[Records from a dataset]
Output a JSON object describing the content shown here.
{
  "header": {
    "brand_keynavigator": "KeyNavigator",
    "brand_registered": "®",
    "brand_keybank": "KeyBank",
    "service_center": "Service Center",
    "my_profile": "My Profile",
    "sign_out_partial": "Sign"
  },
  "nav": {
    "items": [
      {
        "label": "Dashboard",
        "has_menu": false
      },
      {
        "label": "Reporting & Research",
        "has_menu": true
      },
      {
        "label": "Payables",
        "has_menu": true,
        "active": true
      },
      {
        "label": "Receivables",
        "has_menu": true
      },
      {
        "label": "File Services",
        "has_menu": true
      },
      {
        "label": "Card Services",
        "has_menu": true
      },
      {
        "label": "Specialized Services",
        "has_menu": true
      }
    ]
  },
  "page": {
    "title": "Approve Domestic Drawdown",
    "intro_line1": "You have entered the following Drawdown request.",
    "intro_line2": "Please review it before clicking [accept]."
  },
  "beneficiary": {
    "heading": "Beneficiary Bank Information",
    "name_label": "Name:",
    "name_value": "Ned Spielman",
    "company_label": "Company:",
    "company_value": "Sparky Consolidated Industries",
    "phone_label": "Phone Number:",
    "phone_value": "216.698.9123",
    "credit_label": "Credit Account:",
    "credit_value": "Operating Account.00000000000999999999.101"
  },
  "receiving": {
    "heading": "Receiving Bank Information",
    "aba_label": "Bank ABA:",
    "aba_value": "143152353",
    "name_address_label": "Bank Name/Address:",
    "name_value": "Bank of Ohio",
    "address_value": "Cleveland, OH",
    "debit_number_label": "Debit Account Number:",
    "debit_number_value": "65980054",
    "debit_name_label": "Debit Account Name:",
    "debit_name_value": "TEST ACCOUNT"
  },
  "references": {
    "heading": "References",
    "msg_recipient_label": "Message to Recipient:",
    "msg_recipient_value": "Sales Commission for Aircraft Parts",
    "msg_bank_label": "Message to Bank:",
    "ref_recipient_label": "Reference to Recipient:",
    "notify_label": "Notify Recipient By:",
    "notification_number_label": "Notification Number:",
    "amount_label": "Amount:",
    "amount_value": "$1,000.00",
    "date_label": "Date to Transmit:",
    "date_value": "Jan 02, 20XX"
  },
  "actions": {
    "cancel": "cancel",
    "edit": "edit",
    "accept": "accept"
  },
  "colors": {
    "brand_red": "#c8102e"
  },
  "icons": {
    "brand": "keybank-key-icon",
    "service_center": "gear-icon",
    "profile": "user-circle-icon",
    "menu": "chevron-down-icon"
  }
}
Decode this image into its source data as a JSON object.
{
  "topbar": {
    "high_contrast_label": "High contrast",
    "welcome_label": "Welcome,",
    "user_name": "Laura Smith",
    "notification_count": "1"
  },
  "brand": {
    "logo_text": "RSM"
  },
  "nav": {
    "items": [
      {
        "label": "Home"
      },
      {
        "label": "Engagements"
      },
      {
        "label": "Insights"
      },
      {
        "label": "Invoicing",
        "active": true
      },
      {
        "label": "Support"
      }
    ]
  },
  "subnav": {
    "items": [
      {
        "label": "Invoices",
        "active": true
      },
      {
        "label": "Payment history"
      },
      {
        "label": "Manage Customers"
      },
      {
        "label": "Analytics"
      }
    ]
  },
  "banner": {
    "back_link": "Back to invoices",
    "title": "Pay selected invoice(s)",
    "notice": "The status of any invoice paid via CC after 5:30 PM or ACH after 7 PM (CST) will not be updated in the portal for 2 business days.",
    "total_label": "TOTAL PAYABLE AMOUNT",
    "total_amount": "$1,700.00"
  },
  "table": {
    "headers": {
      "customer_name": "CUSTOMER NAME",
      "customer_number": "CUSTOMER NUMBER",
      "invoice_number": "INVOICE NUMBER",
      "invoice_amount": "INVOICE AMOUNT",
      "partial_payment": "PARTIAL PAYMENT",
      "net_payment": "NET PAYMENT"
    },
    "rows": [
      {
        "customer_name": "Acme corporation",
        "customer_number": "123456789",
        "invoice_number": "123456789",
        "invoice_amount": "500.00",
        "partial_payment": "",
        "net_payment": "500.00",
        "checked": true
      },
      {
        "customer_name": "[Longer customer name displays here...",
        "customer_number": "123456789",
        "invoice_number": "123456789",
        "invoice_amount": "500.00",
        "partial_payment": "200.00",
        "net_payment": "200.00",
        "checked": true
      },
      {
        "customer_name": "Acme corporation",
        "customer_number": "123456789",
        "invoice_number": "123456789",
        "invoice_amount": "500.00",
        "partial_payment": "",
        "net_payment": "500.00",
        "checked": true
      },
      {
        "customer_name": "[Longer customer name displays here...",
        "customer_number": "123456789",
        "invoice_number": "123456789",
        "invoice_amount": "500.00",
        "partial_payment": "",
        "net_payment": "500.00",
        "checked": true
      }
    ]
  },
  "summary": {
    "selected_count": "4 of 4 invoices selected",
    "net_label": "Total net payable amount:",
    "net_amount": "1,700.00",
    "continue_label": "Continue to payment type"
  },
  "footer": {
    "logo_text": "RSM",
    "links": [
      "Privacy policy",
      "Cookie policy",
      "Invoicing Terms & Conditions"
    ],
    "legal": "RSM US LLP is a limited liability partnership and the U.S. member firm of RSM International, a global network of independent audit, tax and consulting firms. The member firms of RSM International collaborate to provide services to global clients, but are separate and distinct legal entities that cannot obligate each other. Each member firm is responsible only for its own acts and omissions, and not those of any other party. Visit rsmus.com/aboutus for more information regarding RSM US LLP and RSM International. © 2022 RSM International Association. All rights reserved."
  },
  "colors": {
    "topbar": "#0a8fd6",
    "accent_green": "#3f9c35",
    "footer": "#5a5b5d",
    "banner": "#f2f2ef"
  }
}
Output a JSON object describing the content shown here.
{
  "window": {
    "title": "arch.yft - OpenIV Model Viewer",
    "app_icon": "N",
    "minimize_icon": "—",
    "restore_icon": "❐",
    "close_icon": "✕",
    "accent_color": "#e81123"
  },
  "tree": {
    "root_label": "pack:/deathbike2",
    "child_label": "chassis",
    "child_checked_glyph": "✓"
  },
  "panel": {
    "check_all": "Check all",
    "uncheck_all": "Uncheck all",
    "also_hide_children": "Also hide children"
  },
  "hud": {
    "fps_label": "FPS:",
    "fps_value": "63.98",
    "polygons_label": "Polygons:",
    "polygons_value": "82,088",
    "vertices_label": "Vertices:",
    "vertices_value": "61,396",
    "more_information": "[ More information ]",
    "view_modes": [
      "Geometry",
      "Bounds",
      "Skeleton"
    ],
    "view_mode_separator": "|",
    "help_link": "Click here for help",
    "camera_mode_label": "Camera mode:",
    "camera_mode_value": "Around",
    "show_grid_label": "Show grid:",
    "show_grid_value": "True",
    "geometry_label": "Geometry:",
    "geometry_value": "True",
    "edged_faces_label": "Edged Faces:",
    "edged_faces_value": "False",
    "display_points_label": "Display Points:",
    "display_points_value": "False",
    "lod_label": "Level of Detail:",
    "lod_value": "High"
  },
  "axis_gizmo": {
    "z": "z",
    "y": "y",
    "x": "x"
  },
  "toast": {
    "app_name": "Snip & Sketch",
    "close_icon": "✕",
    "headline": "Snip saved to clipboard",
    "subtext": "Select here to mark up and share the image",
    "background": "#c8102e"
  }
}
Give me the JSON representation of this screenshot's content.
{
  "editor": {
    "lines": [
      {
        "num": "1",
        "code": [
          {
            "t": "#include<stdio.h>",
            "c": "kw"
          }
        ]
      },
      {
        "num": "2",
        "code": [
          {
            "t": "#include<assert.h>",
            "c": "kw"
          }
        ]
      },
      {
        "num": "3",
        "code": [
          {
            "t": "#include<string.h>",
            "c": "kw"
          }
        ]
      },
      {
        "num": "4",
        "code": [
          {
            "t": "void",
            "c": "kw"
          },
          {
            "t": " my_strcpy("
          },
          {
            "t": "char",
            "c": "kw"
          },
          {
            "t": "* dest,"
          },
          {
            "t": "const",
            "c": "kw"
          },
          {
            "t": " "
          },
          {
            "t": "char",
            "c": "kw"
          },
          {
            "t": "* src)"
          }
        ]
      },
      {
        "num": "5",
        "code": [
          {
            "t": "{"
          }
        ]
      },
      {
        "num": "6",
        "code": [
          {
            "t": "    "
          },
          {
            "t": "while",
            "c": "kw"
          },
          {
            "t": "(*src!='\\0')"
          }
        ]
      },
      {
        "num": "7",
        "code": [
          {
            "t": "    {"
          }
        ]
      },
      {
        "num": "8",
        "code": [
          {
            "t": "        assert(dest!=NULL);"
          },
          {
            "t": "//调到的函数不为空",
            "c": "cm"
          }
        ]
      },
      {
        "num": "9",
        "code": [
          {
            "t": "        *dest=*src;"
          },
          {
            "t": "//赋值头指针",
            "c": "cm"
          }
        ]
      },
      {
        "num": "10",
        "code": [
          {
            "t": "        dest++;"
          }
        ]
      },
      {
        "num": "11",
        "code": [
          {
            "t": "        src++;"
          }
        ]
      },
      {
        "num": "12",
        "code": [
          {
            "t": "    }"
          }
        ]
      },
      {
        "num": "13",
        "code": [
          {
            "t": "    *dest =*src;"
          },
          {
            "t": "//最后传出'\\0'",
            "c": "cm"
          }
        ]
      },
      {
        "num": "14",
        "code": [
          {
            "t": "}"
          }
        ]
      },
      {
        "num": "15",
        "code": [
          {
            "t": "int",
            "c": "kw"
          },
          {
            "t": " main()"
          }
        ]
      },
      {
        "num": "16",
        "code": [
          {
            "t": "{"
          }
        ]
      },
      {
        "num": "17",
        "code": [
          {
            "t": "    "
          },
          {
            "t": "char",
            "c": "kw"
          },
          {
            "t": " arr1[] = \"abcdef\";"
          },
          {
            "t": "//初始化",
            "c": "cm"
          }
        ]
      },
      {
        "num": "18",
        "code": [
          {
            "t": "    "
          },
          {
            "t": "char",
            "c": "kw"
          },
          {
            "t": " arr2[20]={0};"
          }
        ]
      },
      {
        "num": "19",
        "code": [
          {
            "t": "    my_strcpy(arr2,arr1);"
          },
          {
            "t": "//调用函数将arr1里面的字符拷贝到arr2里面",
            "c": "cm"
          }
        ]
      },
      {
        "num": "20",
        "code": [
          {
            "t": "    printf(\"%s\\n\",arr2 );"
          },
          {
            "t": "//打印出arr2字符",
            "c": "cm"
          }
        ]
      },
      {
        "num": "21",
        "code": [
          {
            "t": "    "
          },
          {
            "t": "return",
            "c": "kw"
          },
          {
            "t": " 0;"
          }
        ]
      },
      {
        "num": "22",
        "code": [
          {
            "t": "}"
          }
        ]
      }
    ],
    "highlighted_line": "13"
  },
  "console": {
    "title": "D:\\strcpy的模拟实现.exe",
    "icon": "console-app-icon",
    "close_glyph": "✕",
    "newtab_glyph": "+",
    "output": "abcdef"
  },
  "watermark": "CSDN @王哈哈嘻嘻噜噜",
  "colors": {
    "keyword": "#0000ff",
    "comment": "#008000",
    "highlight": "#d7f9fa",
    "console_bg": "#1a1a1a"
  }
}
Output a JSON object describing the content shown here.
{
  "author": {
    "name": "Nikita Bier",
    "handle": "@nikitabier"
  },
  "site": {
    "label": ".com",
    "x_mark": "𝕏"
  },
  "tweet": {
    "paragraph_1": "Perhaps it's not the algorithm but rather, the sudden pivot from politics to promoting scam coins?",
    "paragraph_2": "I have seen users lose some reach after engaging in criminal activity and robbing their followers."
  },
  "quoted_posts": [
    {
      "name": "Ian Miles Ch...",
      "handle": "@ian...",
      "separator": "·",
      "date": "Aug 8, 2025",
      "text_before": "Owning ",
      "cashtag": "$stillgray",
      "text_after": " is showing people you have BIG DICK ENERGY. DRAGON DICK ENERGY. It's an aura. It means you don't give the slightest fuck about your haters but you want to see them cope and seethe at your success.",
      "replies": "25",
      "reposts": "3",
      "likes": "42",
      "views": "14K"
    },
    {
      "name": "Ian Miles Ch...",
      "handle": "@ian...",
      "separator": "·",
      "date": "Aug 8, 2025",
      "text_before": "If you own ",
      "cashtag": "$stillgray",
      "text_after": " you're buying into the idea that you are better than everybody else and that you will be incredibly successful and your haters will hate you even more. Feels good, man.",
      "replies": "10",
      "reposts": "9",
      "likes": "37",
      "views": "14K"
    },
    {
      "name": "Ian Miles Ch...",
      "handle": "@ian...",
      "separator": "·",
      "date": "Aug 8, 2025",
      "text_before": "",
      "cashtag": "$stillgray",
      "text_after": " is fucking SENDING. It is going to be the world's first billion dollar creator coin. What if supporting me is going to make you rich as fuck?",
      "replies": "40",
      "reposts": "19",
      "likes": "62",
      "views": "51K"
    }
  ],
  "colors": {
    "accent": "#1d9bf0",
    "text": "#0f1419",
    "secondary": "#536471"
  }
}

Problem details: Copy down every line of the entries containing the word "this".

The response:
Decode this image into its source data as a JSON object.
Give me the JSON representation of this screenshot's content.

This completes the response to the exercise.